### REQUIRED TASK
Copy out word for word every line from the one containing "data-point-circle bbox=[1445, 721, 1471, 747]" down to the one containing "legend-sex-items: FM bbox=[1623, 412, 1681, 471]", including both of those lines.

• • •

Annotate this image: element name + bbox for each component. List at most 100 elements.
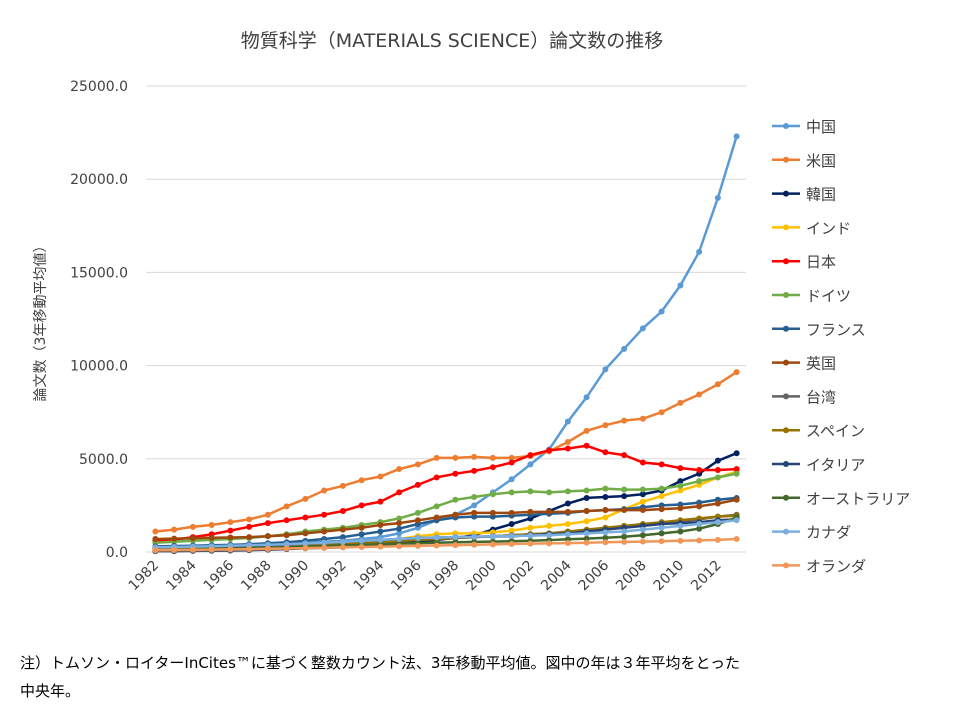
- data-point: [396, 530, 403, 537]
- legend-marker: [783, 258, 789, 265]
- data-point: [171, 546, 178, 553]
- data-point: [602, 529, 609, 536]
- x-tick-label: 1982: [126, 558, 163, 595]
- data-point: [396, 525, 403, 532]
- data-point: [508, 532, 515, 539]
- data-point: [602, 494, 609, 501]
- data-point: [264, 533, 271, 540]
- data-point: [396, 466, 403, 473]
- data-point: [227, 546, 234, 553]
- data-point: [152, 528, 159, 535]
- data-point: [677, 465, 684, 472]
- data-point: [714, 457, 721, 464]
- data-point: [733, 470, 740, 477]
- data-point: [508, 527, 515, 534]
- data-point: [377, 543, 384, 550]
- data-point: [658, 485, 665, 492]
- data-point: [733, 133, 740, 140]
- data-point: [339, 507, 346, 514]
- data-point: [414, 481, 421, 488]
- data-point: [621, 533, 628, 540]
- data-point: [471, 502, 478, 509]
- data-point: [396, 515, 403, 522]
- data-point: [489, 491, 496, 498]
- data-point: [283, 545, 290, 552]
- data-point: [396, 543, 403, 550]
- data-point: [546, 447, 553, 454]
- data-point: [283, 541, 290, 548]
- x-tick-label: 2004: [538, 557, 575, 594]
- legend-label: 韓国: [806, 186, 836, 204]
- data-point: [564, 540, 571, 547]
- data-point: [358, 524, 365, 531]
- data-point: [377, 528, 384, 535]
- data-point: [639, 507, 646, 514]
- data-point: [677, 399, 684, 406]
- data-point: [677, 522, 684, 529]
- data-point: [583, 535, 590, 542]
- data-point: [677, 282, 684, 289]
- data-point: [658, 461, 665, 468]
- data-point: [171, 535, 178, 542]
- x-tick-label: 2008: [613, 558, 650, 595]
- data-point: [677, 505, 684, 512]
- data-point: [621, 528, 628, 535]
- data-point: [658, 308, 665, 315]
- data-point: [302, 545, 309, 552]
- legend-marker: [783, 393, 789, 400]
- data-point: [714, 381, 721, 388]
- data-point: [246, 523, 253, 530]
- data-point: [339, 538, 346, 545]
- data-point: [658, 506, 665, 513]
- data-point: [583, 530, 590, 537]
- data-point: [621, 493, 628, 500]
- data-point: [414, 542, 421, 549]
- data-point: [583, 487, 590, 494]
- x-tick-label: 1994: [351, 557, 388, 594]
- data-point: [471, 509, 478, 516]
- data-point: [639, 526, 646, 533]
- data-point: [321, 544, 328, 551]
- data-point: [602, 539, 609, 546]
- data-point: [658, 409, 665, 416]
- data-point: [339, 526, 346, 533]
- legend-marker: [783, 528, 789, 535]
- data-point: [714, 519, 721, 526]
- data-point: [264, 520, 271, 527]
- data-point: [264, 545, 271, 552]
- data-point: [733, 450, 740, 457]
- data-point: [189, 523, 196, 530]
- data-point: [621, 345, 628, 352]
- data-point: [696, 537, 703, 544]
- data-point: [471, 453, 478, 460]
- data-point: [471, 467, 478, 474]
- legend-label: オーストラリア: [806, 490, 910, 508]
- data-point: [339, 482, 346, 489]
- legend-label: インド: [806, 219, 851, 237]
- data-point: [583, 394, 590, 401]
- data-point: [602, 449, 609, 456]
- legend-marker: [783, 359, 789, 366]
- data-point: [508, 540, 515, 547]
- data-point: [471, 494, 478, 501]
- data-point: [527, 488, 534, 495]
- legend-label: カナダ: [806, 524, 851, 542]
- x-tick-label: 1996: [388, 557, 425, 594]
- data-point: [489, 509, 496, 516]
- y-axis-label: 論文数（3年移動平均値）: [33, 239, 49, 402]
- data-point: [433, 534, 440, 541]
- x-tick-label: 1988: [238, 558, 275, 595]
- data-point: [639, 415, 646, 422]
- data-point: [452, 511, 459, 518]
- y-tick-label: 15000.0: [70, 265, 128, 281]
- data-point: [433, 514, 440, 521]
- data-point: [564, 439, 571, 446]
- data-point: [358, 477, 365, 484]
- data-point: [414, 535, 421, 542]
- data-point: [546, 540, 553, 547]
- data-point: [302, 495, 309, 502]
- data-point: [658, 524, 665, 531]
- data-point: [658, 530, 665, 537]
- data-point: [546, 532, 553, 539]
- data-point: [639, 486, 646, 493]
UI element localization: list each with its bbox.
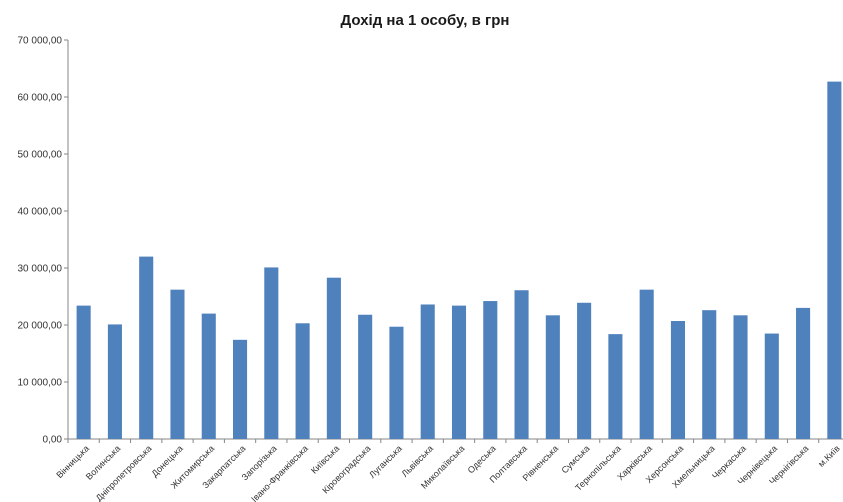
chart-title: Дохід на 1 особу, в грн [341,12,510,29]
bar [139,256,154,439]
y-tick-label: 30 000,00 [18,264,63,275]
x-tick-label: Одеська [466,443,498,475]
x-tick-label: Сумська [559,443,591,475]
bar [107,324,122,439]
bar [733,315,748,439]
bar [670,321,685,439]
bar [451,305,467,439]
bar [358,314,373,439]
bar [264,267,279,439]
bar [608,334,623,439]
bar [295,323,310,439]
x-tick-label: Київська [309,443,341,475]
bar-series [76,81,842,440]
y-tick-label: 40 000,00 [18,207,63,218]
bar [545,315,560,439]
bar [764,333,779,439]
x-axis: ВінницькаВолинськаДніпропетровськаДонець… [54,438,843,502]
bar [577,302,592,439]
x-tick-label: м.Київ [816,443,842,469]
bar [170,289,185,439]
x-tick-label: Дніпропетровська [94,443,154,502]
y-tick-label: 50 000,00 [18,150,63,161]
bar [326,277,341,439]
bar [389,326,404,439]
bar [514,290,529,439]
y-axis: 0,00 10 000,00 20 000,00 30 000,00 40 000,00… [18,36,69,446]
x-tick-label: Луганська [367,443,404,480]
y-tick-label: 20 000,00 [18,321,63,332]
y-tick-label: 70 000,00 [18,36,63,47]
bar [483,301,498,439]
bar [827,81,842,440]
y-tick-label: 60 000,00 [18,93,63,104]
bar [201,313,216,439]
y-tick-label: 0,00 [43,435,63,446]
bar [639,289,654,439]
bar [796,307,811,439]
y-tick-label: 10 000,00 [18,378,63,389]
bar [233,339,248,439]
bar [702,310,717,439]
x-tick-label: Івано-Франківська [249,443,310,502]
bar [420,304,435,439]
bar [76,305,91,439]
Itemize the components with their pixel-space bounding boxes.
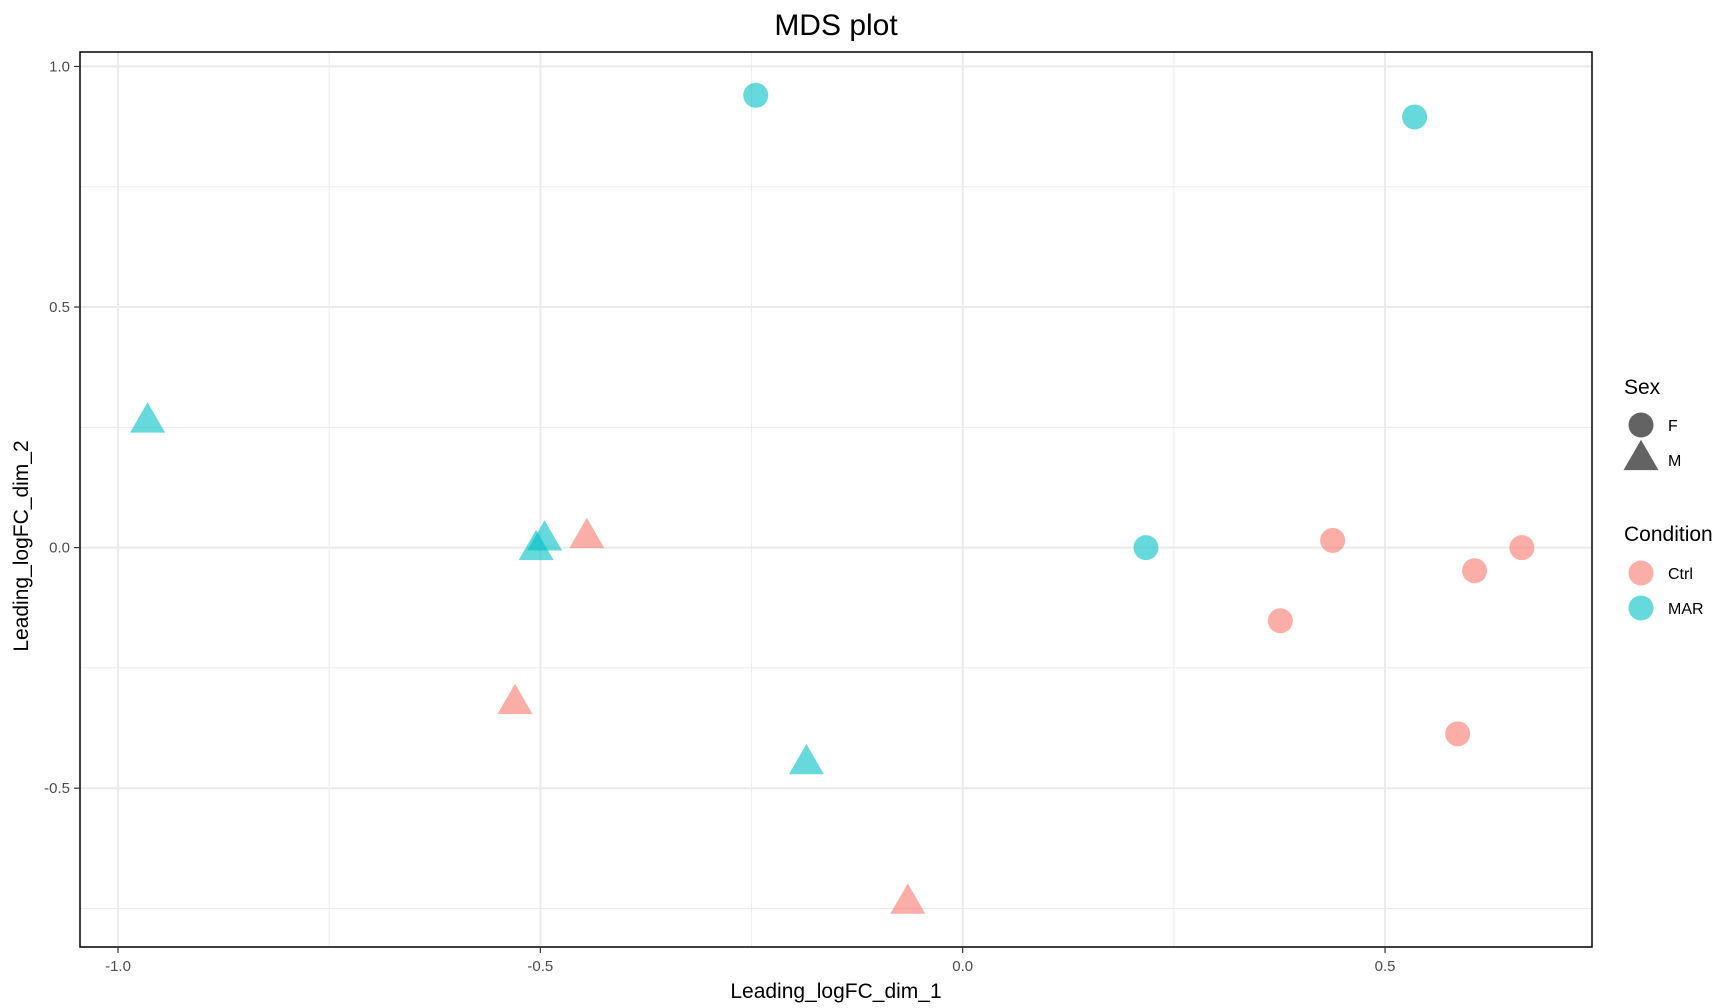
data-point-circle bbox=[1445, 721, 1471, 747]
x-axis-title: Leading_logFC_dim_1 bbox=[730, 980, 941, 1003]
data-point-circle bbox=[1133, 535, 1159, 561]
data-point-circle bbox=[1320, 527, 1346, 553]
data-point-triangle bbox=[788, 743, 824, 775]
legend-sex-label: M bbox=[1668, 453, 1681, 470]
panel-border bbox=[79, 51, 1593, 948]
legend-sex-items: FM bbox=[1623, 412, 1681, 471]
data-points bbox=[130, 82, 1535, 914]
data-point-triangle bbox=[890, 883, 926, 914]
legend-condition-title: Condition bbox=[1624, 523, 1713, 546]
grid-lines bbox=[80, 52, 1592, 947]
y-tick-label: -0.5 bbox=[44, 780, 70, 797]
y-tick-label: 0.5 bbox=[49, 299, 70, 316]
data-point-circle bbox=[1462, 558, 1488, 584]
x-tick-label: 0.0 bbox=[952, 958, 973, 975]
y-axis-title: Leading_logFC_dim_2 bbox=[10, 440, 33, 651]
legend-sex-label: F bbox=[1668, 418, 1678, 435]
legend-key-circle bbox=[1628, 412, 1654, 438]
data-point-circle bbox=[743, 82, 769, 108]
legend-key-triangle bbox=[1623, 439, 1659, 471]
legend-sex-title: Sex bbox=[1624, 376, 1661, 399]
data-point-triangle bbox=[130, 402, 166, 433]
legend-condition-items: Ctrl MAR bbox=[1628, 560, 1704, 621]
y-tick-label: 0.0 bbox=[49, 540, 70, 557]
data-point-circle bbox=[1509, 535, 1535, 561]
data-point-triangle bbox=[569, 517, 605, 549]
legend-key-condition bbox=[1628, 560, 1654, 586]
legend-condition-label: Ctrl bbox=[1668, 566, 1693, 583]
axis-ticks: -1.0 -0.5 0.0 0.5 -0.5 0.0 0.5 1.0 bbox=[44, 58, 1395, 975]
legend-key-condition bbox=[1628, 595, 1654, 621]
data-point-circle bbox=[1402, 104, 1428, 130]
y-tick-label: 1.0 bbox=[49, 58, 70, 75]
x-tick-label: -0.5 bbox=[527, 958, 553, 975]
data-point-circle bbox=[1267, 608, 1293, 634]
data-point-triangle bbox=[497, 683, 533, 715]
data-point-triangle bbox=[518, 529, 554, 561]
legend-condition-label: MAR bbox=[1668, 601, 1704, 618]
chart-title: MDS plot bbox=[774, 9, 898, 42]
x-tick-label: 0.5 bbox=[1375, 958, 1396, 975]
x-tick-label: -1.0 bbox=[105, 958, 131, 975]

• • •

### TASK ANSWER
data-point-circle bbox=[1445, 721, 1471, 747]
x-axis-title: Leading_logFC_dim_1 bbox=[730, 980, 941, 1003]
data-point-circle bbox=[1133, 535, 1159, 561]
data-point-circle bbox=[1320, 527, 1346, 553]
data-point-triangle bbox=[788, 743, 824, 775]
legend-sex-label: M bbox=[1668, 453, 1681, 470]
panel-border bbox=[79, 51, 1593, 948]
legend-sex-items: FM bbox=[1623, 412, 1681, 471]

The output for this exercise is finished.